====== Excerpted data ======

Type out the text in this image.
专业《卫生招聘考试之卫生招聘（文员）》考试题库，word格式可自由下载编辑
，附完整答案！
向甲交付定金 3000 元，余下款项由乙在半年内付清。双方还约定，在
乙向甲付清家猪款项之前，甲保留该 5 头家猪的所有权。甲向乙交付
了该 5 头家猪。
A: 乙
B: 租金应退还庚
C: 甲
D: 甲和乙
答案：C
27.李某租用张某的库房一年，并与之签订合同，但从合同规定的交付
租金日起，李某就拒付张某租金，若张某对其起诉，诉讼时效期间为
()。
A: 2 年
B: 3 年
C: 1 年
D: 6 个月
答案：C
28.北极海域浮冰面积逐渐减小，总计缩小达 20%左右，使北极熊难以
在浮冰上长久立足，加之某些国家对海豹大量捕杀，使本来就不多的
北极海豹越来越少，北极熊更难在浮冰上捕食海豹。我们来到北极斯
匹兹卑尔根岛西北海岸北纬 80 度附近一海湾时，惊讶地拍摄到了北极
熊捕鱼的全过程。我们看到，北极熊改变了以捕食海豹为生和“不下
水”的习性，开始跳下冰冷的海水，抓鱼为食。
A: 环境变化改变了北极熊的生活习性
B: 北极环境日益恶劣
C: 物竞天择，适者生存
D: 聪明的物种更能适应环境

======

**Exercise objective**. Take the entries and copy them out exactly.

**Answer for this exercise**.
Type out the text in this image.
专业《卫生招聘考试之卫生招聘（文员）》考试题库，word格式可自由下载编辑
，附完整答案！
向甲交付定金 3000 元，余下款项由乙在半年内付清。双方还约定，在
乙向甲付清家猪款项之前，甲保留该 5 头家猪的所有权。甲向乙交付
了该 5 头家猪。
A: 乙
B: 租金应退还庚
C: 甲
D: 甲和乙
答案：C
27.李某租用张某的库房一年，并与之签订合同，但从合同规定的交付
租金日起，李某就拒付张某租金，若张某对其起诉，诉讼时效期间为
()。
A: 2 年
B: 3 年
C: 1 年
D: 6 个月
答案：C
28.北极海域浮冰面积逐渐减小，总计缩小达 20%左右，使北极熊难以
在浮冰上长久立足，加之某些国家对海豹大量捕杀，使本来就不多的
北极海豹越来越少，北极熊更难在浮冰上捕食海豹。我们来到北极斯
匹兹卑尔根岛西北海岸北纬 80 度附近一海湾时，惊讶地拍摄到了北极
熊捕鱼的全过程。我们看到，北极熊改变了以捕食海豹为生和“不下
水”的习性，开始跳下冰冷的海水，抓鱼为食。
A: 环境变化改变了北极熊的生活习性
B: 北极环境日益恶劣
C: 物竞天择，适者生存
D: 聪明的物种更能适应环境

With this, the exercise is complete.